**Given request**
Images should be left out, and everything else in the listing reproduced exactly.

[Saved entries]
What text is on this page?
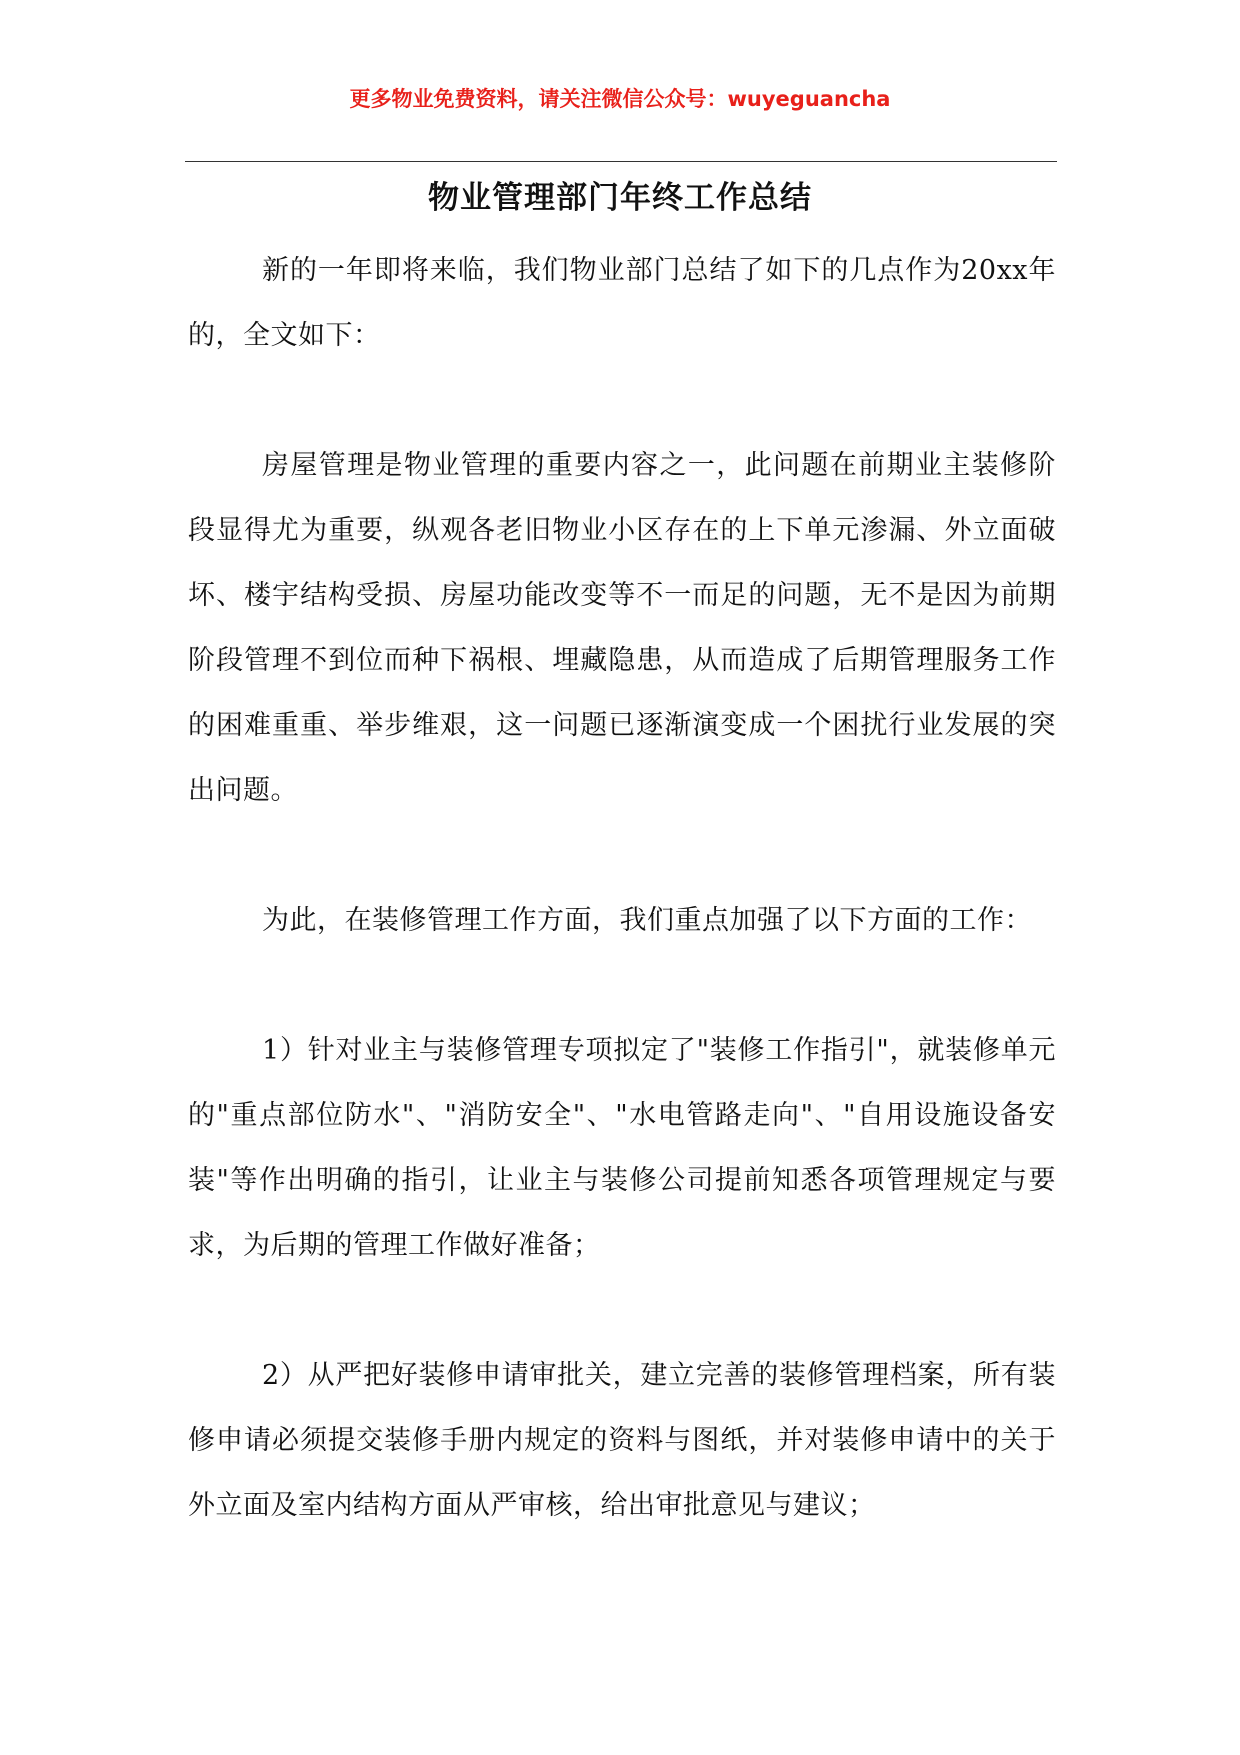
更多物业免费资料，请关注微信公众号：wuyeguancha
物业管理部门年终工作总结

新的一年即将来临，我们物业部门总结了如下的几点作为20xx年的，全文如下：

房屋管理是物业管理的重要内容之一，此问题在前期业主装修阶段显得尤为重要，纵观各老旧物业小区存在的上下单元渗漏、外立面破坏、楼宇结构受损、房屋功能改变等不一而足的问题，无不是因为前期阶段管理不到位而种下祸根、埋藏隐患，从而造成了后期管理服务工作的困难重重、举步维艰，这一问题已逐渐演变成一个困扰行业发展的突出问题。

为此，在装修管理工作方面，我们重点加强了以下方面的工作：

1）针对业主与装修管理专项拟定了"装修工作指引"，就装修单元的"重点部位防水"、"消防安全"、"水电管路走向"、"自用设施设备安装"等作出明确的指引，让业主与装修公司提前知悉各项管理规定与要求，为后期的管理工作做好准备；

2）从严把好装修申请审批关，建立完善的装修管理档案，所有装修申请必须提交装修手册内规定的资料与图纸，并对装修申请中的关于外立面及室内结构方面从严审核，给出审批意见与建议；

**Reply**
What text is on this page?
更多物业免费资料，请关注微信公众号：wuyeguancha
物业管理部门年终工作总结

新的一年即将来临，我们物业部门总结了如下的几点作为20xx年的，全文如下：

房屋管理是物业管理的重要内容之一，此问题在前期业主装修阶段显得尤为重要，纵观各老旧物业小区存在的上下单元渗漏、外立面破坏、楼宇结构受损、房屋功能改变等不一而足的问题，无不是因为前期阶段管理不到位而种下祸根、埋藏隐患，从而造成了后期管理服务工作的困难重重、举步维艰，这一问题已逐渐演变成一个困扰行业发展的突出问题。

为此，在装修管理工作方面，我们重点加强了以下方面的工作：

1）针对业主与装修管理专项拟定了"装修工作指引"，就装修单元的"重点部位防水"、"消防安全"、"水电管路走向"、"自用设施设备安装"等作出明确的指引，让业主与装修公司提前知悉各项管理规定与要求，为后期的管理工作做好准备；

2）从严把好装修申请审批关，建立完善的装修管理档案，所有装修申请必须提交装修手册内规定的资料与图纸，并对装修申请中的关于外立面及室内结构方面从严审核，给出审批意见与建议；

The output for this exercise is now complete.